**Task to carry out:** Select the lines below containing the word "skladuje".

**Entries provided:**
==============================

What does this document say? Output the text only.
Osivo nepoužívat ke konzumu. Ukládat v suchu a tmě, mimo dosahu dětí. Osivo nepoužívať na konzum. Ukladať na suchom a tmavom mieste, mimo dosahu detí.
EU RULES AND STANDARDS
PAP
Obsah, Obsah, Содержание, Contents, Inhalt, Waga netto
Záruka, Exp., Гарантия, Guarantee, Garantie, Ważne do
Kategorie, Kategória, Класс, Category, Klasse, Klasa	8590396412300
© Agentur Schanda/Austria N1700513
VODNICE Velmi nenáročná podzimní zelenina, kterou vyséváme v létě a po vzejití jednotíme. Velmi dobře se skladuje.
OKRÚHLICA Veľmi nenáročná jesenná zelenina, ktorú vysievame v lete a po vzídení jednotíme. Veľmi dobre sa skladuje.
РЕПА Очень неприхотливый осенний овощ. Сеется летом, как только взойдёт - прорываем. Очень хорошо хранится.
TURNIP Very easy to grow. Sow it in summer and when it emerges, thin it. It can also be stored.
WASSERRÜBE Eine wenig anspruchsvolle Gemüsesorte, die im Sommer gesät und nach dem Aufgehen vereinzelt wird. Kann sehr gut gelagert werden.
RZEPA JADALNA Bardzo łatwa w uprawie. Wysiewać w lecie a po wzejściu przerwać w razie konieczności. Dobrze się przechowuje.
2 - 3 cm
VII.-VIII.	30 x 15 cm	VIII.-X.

==============================

**Final result:**
VODNICE Velmi nenáročná podzimní zelenina, kterou vyséváme v létě a po vzejití jednotíme. Velmi dobře se skladuje.
OKRÚHLICA Veľmi nenáročná jesenná zelenina, ktorú vysievame v lete a po vzídení jednotíme. Veľmi dobre sa skladuje.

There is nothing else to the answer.